**What this task involves:** Copy each line containing the word "clipboard" from the records that follow, please.

═════ Recorded data ═════

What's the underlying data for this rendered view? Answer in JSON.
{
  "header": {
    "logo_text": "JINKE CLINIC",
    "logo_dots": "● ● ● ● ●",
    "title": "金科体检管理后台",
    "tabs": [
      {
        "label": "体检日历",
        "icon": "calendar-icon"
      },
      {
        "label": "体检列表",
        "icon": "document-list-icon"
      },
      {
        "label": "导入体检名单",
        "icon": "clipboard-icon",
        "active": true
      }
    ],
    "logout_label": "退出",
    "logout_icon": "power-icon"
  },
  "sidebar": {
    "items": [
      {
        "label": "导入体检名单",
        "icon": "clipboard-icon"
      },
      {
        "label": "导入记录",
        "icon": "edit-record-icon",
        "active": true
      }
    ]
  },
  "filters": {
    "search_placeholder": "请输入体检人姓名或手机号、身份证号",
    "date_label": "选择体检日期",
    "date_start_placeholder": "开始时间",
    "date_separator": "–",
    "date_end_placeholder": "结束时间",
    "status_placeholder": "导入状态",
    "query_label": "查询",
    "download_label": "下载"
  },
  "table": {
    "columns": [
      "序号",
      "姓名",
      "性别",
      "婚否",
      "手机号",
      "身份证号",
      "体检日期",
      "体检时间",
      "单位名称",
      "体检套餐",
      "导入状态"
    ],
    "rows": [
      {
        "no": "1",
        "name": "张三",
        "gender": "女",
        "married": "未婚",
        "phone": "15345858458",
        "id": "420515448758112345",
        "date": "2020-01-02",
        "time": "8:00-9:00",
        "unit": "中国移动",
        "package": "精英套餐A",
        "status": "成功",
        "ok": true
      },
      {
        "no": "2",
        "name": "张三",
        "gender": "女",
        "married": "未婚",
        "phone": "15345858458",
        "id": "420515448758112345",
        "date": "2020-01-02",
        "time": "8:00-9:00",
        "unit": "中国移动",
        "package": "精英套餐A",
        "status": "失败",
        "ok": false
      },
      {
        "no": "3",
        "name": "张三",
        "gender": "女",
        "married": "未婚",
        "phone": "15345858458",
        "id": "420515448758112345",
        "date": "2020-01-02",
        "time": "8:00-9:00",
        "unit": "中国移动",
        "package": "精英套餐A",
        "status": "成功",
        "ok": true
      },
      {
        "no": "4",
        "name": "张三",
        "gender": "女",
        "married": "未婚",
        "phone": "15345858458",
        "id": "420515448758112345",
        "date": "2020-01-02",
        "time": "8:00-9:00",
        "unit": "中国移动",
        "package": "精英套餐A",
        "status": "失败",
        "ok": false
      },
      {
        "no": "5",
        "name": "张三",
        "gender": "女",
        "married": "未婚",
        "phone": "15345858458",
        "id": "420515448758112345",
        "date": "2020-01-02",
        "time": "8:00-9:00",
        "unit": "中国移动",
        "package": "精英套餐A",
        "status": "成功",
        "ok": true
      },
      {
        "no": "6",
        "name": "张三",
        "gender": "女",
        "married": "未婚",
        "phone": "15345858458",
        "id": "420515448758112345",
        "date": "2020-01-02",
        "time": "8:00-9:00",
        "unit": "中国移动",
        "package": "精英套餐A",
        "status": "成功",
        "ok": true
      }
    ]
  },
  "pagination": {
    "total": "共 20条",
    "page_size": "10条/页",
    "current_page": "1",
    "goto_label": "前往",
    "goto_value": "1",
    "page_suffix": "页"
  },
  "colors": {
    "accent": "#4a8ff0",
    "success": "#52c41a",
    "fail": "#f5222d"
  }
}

═════

**Worked solution:**
        "icon": "clipboard-icon",
        "icon": "clipboard-icon"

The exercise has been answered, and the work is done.